> _Exercise_: Please put the lines of all the items below into a numbered list, skipping blank lines and leaving the pictures out.

> _Provided data_:
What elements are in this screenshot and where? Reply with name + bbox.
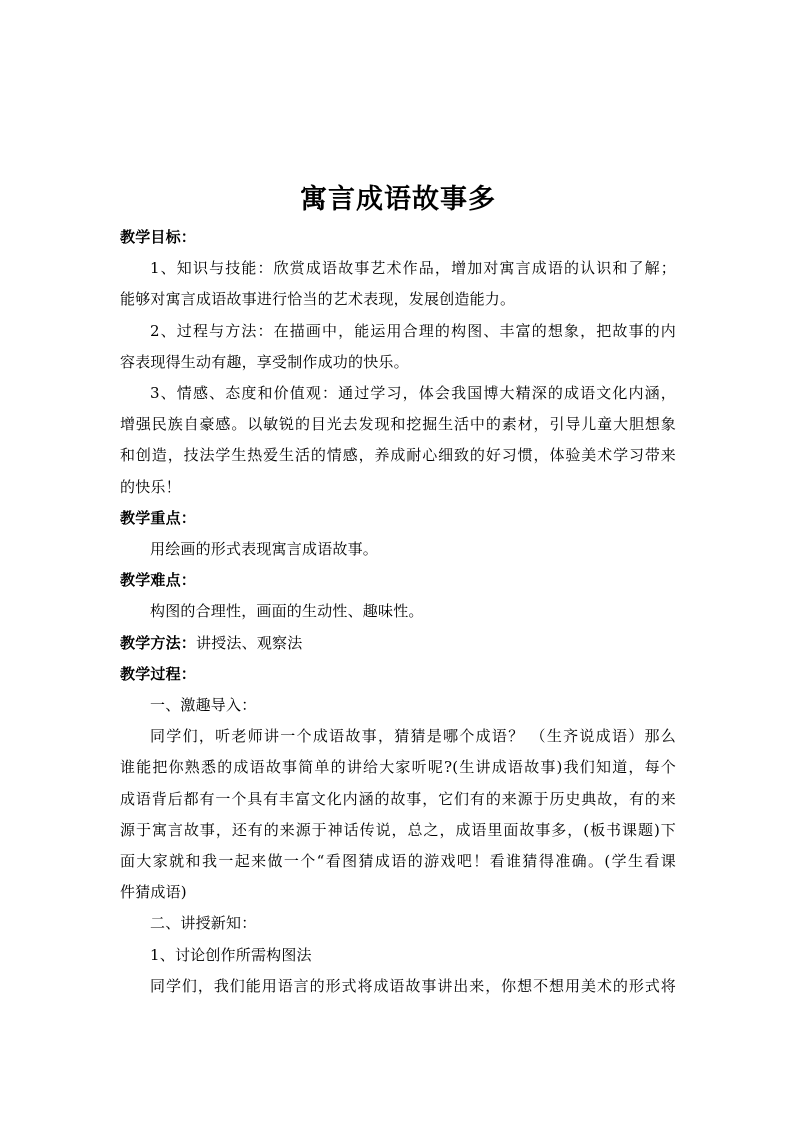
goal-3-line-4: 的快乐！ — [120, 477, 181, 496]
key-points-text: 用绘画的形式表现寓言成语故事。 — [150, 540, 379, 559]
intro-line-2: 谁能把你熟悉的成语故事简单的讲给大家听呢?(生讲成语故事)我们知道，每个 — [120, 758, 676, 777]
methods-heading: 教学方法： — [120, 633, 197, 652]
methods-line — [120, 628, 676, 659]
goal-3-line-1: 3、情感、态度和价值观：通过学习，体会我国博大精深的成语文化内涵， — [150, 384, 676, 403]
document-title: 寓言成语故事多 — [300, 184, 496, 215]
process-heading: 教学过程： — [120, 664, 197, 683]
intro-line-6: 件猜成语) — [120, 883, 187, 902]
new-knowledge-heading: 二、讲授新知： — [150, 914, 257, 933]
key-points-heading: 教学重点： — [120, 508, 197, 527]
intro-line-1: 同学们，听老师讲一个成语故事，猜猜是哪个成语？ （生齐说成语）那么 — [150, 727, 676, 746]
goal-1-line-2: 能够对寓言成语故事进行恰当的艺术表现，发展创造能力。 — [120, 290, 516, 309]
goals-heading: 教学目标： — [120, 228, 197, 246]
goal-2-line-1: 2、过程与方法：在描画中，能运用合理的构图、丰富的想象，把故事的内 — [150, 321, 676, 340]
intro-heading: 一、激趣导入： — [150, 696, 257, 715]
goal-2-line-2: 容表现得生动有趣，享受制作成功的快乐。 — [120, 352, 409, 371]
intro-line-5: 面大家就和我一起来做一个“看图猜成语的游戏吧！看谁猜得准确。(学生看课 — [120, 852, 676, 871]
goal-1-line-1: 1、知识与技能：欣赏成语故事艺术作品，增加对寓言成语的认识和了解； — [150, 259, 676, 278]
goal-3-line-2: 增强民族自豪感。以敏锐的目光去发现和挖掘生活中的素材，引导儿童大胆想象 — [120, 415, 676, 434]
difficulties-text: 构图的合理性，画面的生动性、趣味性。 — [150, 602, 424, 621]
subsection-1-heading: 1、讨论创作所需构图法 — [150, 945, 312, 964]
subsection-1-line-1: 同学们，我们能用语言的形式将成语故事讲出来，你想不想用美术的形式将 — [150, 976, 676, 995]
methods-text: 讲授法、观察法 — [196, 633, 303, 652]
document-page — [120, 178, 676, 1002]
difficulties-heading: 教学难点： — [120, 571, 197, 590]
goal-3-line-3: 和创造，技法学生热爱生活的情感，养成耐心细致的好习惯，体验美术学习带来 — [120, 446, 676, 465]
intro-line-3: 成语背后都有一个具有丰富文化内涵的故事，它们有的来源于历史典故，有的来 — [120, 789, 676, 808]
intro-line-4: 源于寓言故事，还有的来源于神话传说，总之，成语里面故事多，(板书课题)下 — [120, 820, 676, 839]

> _Response_:
1. What elements are in this screenshot and where? Reply with name + bbox.
2. goal-3-line-4: 的快乐！ — [120, 477, 181, 496]
3. key-points-text: 用绘画的形式表现寓言成语故事。 — [150, 540, 379, 559]
4. intro-line-2: 谁能把你熟悉的成语故事简单的讲给大家听呢?(生讲成语故事)我们知道，每个 — [120, 758, 676, 777]
5. methods-heading: 教学方法： — [120, 633, 197, 652]
6. methods-line — [120, 628, 676, 659]
7. goal-3-line-1: 3、情感、态度和价值观：通过学习，体会我国博大精深的成语文化内涵， — [150, 384, 676, 403]
8. document-title: 寓言成语故事多 — [300, 184, 496, 215]
9. process-heading: 教学过程： — [120, 664, 197, 683]
10. intro-line-6: 件猜成语) — [120, 883, 187, 902]
11. new-knowledge-heading: 二、讲授新知： — [150, 914, 257, 933]
12. key-points-heading: 教学重点： — [120, 508, 197, 527]
13. intro-line-1: 同学们，听老师讲一个成语故事，猜猜是哪个成语？ （生齐说成语）那么 — [150, 727, 676, 746]
14. goal-1-line-2: 能够对寓言成语故事进行恰当的艺术表现，发展创造能力。 — [120, 290, 516, 309]
15. goals-heading: 教学目标： — [120, 228, 197, 246]
16. goal-2-line-1: 2、过程与方法：在描画中，能运用合理的构图、丰富的想象，把故事的内 — [150, 321, 676, 340]
17. intro-heading: 一、激趣导入： — [150, 696, 257, 715]
18. goal-2-line-2: 容表现得生动有趣，享受制作成功的快乐。 — [120, 352, 409, 371]
19. intro-line-5: 面大家就和我一起来做一个“看图猜成语的游戏吧！看谁猜得准确。(学生看课 — [120, 852, 676, 871]
20. goal-1-line-1: 1、知识与技能：欣赏成语故事艺术作品，增加对寓言成语的认识和了解； — [150, 259, 676, 278]
21. goal-3-line-2: 增强民族自豪感。以敏锐的目光去发现和挖掘生活中的素材，引导儿童大胆想象 — [120, 415, 676, 434]
22. difficulties-text: 构图的合理性，画面的生动性、趣味性。 — [150, 602, 424, 621]
23. subsection-1-heading: 1、讨论创作所需构图法 — [150, 945, 312, 964]
24. subsection-1-line-1: 同学们，我们能用语言的形式将成语故事讲出来，你想不想用美术的形式将 — [150, 976, 676, 995]
25. methods-text: 讲授法、观察法 — [196, 633, 303, 652]
26. document-page — [120, 178, 676, 1002]
27. difficulties-heading: 教学难点： — [120, 571, 197, 590]
28. goal-3-line-3: 和创造，技法学生热爱生活的情感，养成耐心细致的好习惯，体验美术学习带来 — [120, 446, 676, 465]
29. intro-line-3: 成语背后都有一个具有丰富文化内涵的故事，它们有的来源于历史典故，有的来 — [120, 789, 676, 808]
30. intro-line-4: 源于寓言故事，还有的来源于神话传说，总之，成语里面故事多，(板书课题)下 — [120, 820, 676, 839]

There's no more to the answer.